[Entries from a dataset]
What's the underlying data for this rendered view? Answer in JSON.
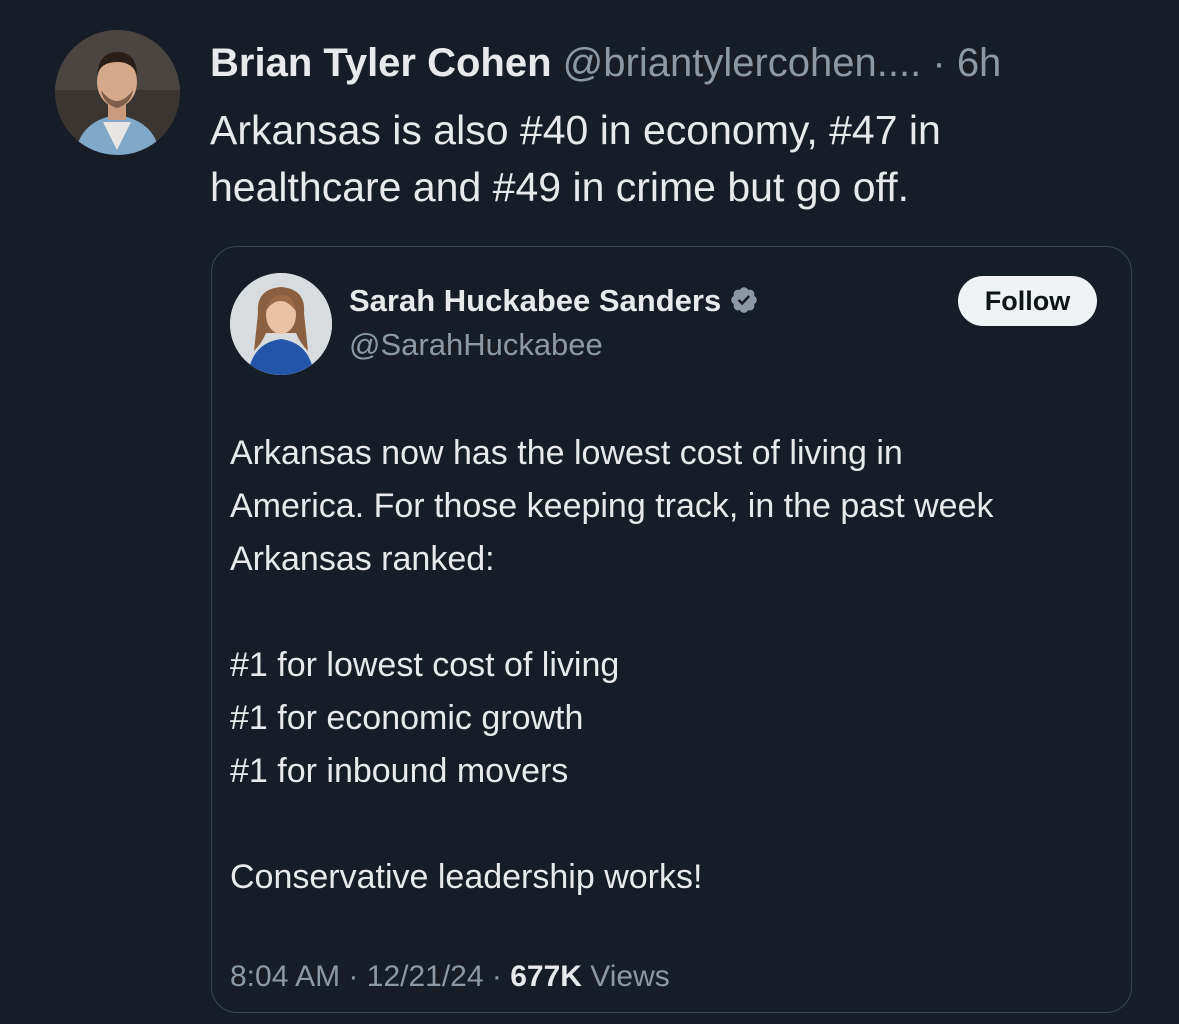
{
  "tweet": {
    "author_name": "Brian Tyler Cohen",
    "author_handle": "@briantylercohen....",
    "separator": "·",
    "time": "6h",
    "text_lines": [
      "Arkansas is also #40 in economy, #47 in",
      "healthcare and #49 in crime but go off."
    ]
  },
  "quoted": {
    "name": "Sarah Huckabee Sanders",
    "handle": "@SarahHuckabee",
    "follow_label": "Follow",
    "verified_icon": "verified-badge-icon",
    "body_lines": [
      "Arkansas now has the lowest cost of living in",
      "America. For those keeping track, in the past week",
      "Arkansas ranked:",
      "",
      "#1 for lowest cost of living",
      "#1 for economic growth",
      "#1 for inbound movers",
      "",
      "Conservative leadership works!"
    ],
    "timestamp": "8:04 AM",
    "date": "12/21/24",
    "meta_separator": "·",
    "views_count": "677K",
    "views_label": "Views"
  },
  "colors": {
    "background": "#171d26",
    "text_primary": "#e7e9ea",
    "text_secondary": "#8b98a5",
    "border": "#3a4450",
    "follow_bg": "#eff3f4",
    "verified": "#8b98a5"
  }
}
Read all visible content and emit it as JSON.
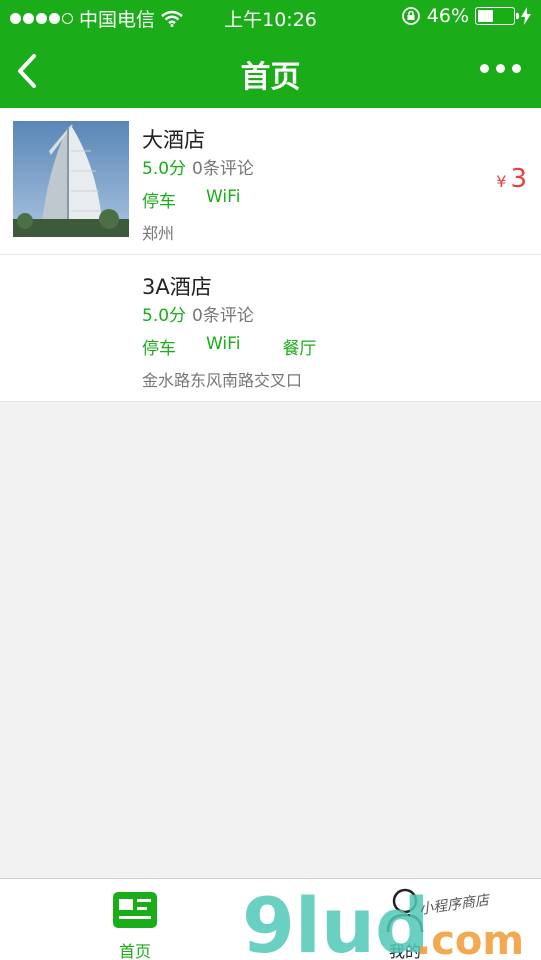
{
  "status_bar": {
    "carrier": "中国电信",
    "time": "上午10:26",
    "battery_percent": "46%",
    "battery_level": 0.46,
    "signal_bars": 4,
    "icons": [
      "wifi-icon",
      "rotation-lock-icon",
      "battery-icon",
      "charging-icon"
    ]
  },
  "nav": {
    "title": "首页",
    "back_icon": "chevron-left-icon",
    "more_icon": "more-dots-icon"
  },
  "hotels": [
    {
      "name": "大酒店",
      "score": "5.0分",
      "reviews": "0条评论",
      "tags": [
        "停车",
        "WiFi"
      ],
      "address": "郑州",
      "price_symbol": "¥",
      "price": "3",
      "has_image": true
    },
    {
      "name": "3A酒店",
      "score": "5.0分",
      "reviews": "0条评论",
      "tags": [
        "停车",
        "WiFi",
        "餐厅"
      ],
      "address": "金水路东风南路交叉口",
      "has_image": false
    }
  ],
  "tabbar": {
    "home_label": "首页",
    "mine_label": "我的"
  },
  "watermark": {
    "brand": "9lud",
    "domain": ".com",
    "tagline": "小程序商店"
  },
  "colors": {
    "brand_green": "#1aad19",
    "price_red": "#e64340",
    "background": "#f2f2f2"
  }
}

Task brief: Reproduce the data verbatim. Do not carry any picture into the copy.

Full answer:
What's the underlying data for this rendered view? Answer in JSON.
{
  "tweet": {
    "author_name": "Brian Tyler Cohen",
    "author_handle": "@briantylercohen....",
    "separator": "·",
    "time": "6h",
    "text_lines": [
      "Arkansas is also #40 in economy, #47 in",
      "healthcare and #49 in crime but go off."
    ]
  },
  "quoted": {
    "name": "Sarah Huckabee Sanders",
    "handle": "@SarahHuckabee",
    "follow_label": "Follow",
    "verified_icon": "verified-badge-icon",
    "body_lines": [
      "Arkansas now has the lowest cost of living in",
      "America. For those keeping track, in the past week",
      "Arkansas ranked:",
      "",
      "#1 for lowest cost of living",
      "#1 for economic growth",
      "#1 for inbound movers",
      "",
      "Conservative leadership works!"
    ],
    "timestamp": "8:04 AM",
    "date": "12/21/24",
    "meta_separator": "·",
    "views_count": "677K",
    "views_label": "Views"
  },
  "colors": {
    "background": "#171d26",
    "text_primary": "#e7e9ea",
    "text_secondary": "#8b98a5",
    "border": "#3a4450",
    "follow_bg": "#eff3f4",
    "verified": "#8b98a5"
  }
}
Read all visible content and emit it as JSON.
{
  "status_bar": {
    "carrier": "中国电信",
    "time": "上午10:26",
    "battery_percent": "46%",
    "battery_level": 0.46,
    "signal_bars": 4,
    "icons": [
      "wifi-icon",
      "rotation-lock-icon",
      "battery-icon",
      "charging-icon"
    ]
  },
  "nav": {
    "title": "首页",
    "back_icon": "chevron-left-icon",
    "more_icon": "more-dots-icon"
  },
  "hotels": [
    {
      "name": "大酒店",
      "score": "5.0分",
      "reviews": "0条评论",
      "tags": [
        "停车",
        "WiFi"
      ],
      "address": "郑州",
      "price_symbol": "¥",
      "price": "3",
      "has_image": true
    },
    {
      "name": "3A酒店",
      "score": "5.0分",
      "reviews": "0条评论",
      "tags": [
        "停车",
        "WiFi",
        "餐厅"
      ],
      "address": "金水路东风南路交叉口",
      "has_image": false
    }
  ],
  "tabbar": {
    "home_label": "首页",
    "mine_label": "我的"
  },
  "watermark": {
    "brand": "9lud",
    "domain": ".com",
    "tagline": "小程序商店"
  },
  "colors": {
    "brand_green": "#1aad19",
    "price_red": "#e64340",
    "background": "#f2f2f2"
  }
}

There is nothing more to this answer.